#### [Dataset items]

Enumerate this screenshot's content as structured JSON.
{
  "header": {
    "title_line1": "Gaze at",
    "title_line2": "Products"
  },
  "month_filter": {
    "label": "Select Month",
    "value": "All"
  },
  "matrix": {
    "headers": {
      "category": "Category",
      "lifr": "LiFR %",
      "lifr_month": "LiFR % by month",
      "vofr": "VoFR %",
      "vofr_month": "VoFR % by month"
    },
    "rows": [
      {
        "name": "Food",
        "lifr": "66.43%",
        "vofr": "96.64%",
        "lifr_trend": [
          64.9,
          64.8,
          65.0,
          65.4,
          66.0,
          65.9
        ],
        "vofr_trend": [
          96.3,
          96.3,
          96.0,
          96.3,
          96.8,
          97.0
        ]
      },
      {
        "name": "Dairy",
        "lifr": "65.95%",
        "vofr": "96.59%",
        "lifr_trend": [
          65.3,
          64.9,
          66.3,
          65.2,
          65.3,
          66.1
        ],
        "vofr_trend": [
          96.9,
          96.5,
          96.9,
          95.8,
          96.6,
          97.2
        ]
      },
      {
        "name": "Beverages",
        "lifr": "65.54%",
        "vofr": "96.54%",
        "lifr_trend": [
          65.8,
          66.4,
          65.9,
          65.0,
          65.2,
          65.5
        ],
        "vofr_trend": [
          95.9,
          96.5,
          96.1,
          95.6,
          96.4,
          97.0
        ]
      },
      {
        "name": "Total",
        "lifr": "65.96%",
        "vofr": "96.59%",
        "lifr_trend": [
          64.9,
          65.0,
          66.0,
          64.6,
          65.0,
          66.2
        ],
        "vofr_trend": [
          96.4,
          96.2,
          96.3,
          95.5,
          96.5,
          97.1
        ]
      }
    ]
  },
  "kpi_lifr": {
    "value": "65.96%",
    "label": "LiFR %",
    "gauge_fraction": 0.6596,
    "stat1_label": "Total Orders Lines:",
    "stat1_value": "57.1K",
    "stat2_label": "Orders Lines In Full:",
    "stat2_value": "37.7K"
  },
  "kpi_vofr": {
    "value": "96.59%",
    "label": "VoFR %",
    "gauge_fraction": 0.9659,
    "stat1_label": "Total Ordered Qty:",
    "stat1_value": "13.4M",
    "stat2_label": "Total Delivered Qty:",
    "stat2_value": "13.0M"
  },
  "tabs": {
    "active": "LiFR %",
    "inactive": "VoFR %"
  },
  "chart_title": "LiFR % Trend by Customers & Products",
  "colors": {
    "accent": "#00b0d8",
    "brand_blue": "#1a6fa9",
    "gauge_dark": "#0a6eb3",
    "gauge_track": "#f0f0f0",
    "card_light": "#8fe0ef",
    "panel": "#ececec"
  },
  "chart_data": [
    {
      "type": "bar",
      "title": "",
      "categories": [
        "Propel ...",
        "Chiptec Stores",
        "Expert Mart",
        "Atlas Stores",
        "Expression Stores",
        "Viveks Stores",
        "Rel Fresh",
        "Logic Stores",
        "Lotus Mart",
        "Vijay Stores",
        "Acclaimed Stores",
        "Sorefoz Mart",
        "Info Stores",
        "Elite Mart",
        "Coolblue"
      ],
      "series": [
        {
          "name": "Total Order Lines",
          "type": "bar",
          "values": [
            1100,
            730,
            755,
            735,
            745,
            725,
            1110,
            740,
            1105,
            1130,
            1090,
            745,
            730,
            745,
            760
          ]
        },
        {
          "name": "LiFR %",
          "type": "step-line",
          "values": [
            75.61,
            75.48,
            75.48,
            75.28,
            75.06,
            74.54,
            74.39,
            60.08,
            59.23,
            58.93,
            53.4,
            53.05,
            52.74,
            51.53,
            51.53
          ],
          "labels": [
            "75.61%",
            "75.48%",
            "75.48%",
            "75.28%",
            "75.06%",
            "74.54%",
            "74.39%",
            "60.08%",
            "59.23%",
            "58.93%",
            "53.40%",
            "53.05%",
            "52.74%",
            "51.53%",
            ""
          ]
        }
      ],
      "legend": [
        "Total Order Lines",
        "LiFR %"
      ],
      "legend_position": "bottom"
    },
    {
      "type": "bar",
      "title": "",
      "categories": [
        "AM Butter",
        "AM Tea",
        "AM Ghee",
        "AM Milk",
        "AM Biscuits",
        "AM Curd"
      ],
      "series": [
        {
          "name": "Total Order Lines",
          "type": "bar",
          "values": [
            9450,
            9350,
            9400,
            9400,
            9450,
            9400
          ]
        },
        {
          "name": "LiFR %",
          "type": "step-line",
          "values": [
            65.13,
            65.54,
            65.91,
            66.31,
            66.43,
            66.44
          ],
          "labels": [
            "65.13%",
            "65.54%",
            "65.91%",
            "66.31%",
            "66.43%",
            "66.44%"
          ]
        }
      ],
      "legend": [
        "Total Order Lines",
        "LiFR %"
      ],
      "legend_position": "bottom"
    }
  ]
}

#### [What is needed]
Write out the full listing exactly as given.

#### [Written answer]
Enumerate this screenshot's content as structured JSON.
{
  "header": {
    "title_line1": "Gaze at",
    "title_line2": "Products"
  },
  "month_filter": {
    "label": "Select Month",
    "value": "All"
  },
  "matrix": {
    "headers": {
      "category": "Category",
      "lifr": "LiFR %",
      "lifr_month": "LiFR % by month",
      "vofr": "VoFR %",
      "vofr_month": "VoFR % by month"
    },
    "rows": [
      {
        "name": "Food",
        "lifr": "66.43%",
        "vofr": "96.64%",
        "lifr_trend": [
          64.9,
          64.8,
          65.0,
          65.4,
          66.0,
          65.9
        ],
        "vofr_trend": [
          96.3,
          96.3,
          96.0,
          96.3,
          96.8,
          97.0
        ]
      },
      {
        "name": "Dairy",
        "lifr": "65.95%",
        "vofr": "96.59%",
        "lifr_trend": [
          65.3,
          64.9,
          66.3,
          65.2,
          65.3,
          66.1
        ],
        "vofr_trend": [
          96.9,
          96.5,
          96.9,
          95.8,
          96.6,
          97.2
        ]
      },
      {
        "name": "Beverages",
        "lifr": "65.54%",
        "vofr": "96.54%",
        "lifr_trend": [
          65.8,
          66.4,
          65.9,
          65.0,
          65.2,
          65.5
        ],
        "vofr_trend": [
          95.9,
          96.5,
          96.1,
          95.6,
          96.4,
          97.0
        ]
      },
      {
        "name": "Total",
        "lifr": "65.96%",
        "vofr": "96.59%",
        "lifr_trend": [
          64.9,
          65.0,
          66.0,
          64.6,
          65.0,
          66.2
        ],
        "vofr_trend": [
          96.4,
          96.2,
          96.3,
          95.5,
          96.5,
          97.1
        ]
      }
    ]
  },
  "kpi_lifr": {
    "value": "65.96%",
    "label": "LiFR %",
    "gauge_fraction": 0.6596,
    "stat1_label": "Total Orders Lines:",
    "stat1_value": "57.1K",
    "stat2_label": "Orders Lines In Full:",
    "stat2_value": "37.7K"
  },
  "kpi_vofr": {
    "value": "96.59%",
    "label": "VoFR %",
    "gauge_fraction": 0.9659,
    "stat1_label": "Total Ordered Qty:",
    "stat1_value": "13.4M",
    "stat2_label": "Total Delivered Qty:",
    "stat2_value": "13.0M"
  },
  "tabs": {
    "active": "LiFR %",
    "inactive": "VoFR %"
  },
  "chart_title": "LiFR % Trend by Customers & Products",
  "colors": {
    "accent": "#00b0d8",
    "brand_blue": "#1a6fa9",
    "gauge_dark": "#0a6eb3",
    "gauge_track": "#f0f0f0",
    "card_light": "#8fe0ef",
    "panel": "#ececec"
  },
  "chart_data": [
    {
      "type": "bar",
      "title": "",
      "categories": [
        "Propel ...",
        "Chiptec Stores",
        "Expert Mart",
        "Atlas Stores",
        "Expression Stores",
        "Viveks Stores",
        "Rel Fresh",
        "Logic Stores",
        "Lotus Mart",
        "Vijay Stores",
        "Acclaimed Stores",
        "Sorefoz Mart",
        "Info Stores",
        "Elite Mart",
        "Coolblue"
      ],
      "series": [
        {
          "name": "Total Order Lines",
          "type": "bar",
          "values": [
            1100,
            730,
            755,
            735,
            745,
            725,
            1110,
            740,
            1105,
            1130,
            1090,
            745,
            730,
            745,
            760
          ]
        },
        {
          "name": "LiFR %",
          "type": "step-line",
          "values": [
            75.61,
            75.48,
            75.48,
            75.28,
            75.06,
            74.54,
            74.39,
            60.08,
            59.23,
            58.93,
            53.4,
            53.05,
            52.74,
            51.53,
            51.53
          ],
          "labels": [
            "75.61%",
            "75.48%",
            "75.48%",
            "75.28%",
            "75.06%",
            "74.54%",
            "74.39%",
            "60.08%",
            "59.23%",
            "58.93%",
            "53.40%",
            "53.05%",
            "52.74%",
            "51.53%",
            ""
          ]
        }
      ],
      "legend": [
        "Total Order Lines",
        "LiFR %"
      ],
      "legend_position": "bottom"
    },
    {
      "type": "bar",
      "title": "",
      "categories": [
        "AM Butter",
        "AM Tea",
        "AM Ghee",
        "AM Milk",
        "AM Biscuits",
        "AM Curd"
      ],
      "series": [
        {
          "name": "Total Order Lines",
          "type": "bar",
          "values": [
            9450,
            9350,
            9400,
            9400,
            9450,
            9400
          ]
        },
        {
          "name": "LiFR %",
          "type": "step-line",
          "values": [
            65.13,
            65.54,
            65.91,
            66.31,
            66.43,
            66.44
          ],
          "labels": [
            "65.13%",
            "65.54%",
            "65.91%",
            "66.31%",
            "66.43%",
            "66.44%"
          ]
        }
      ],
      "legend": [
        "Total Order Lines",
        "LiFR %"
      ],
      "legend_position": "bottom"
    }
  ]
}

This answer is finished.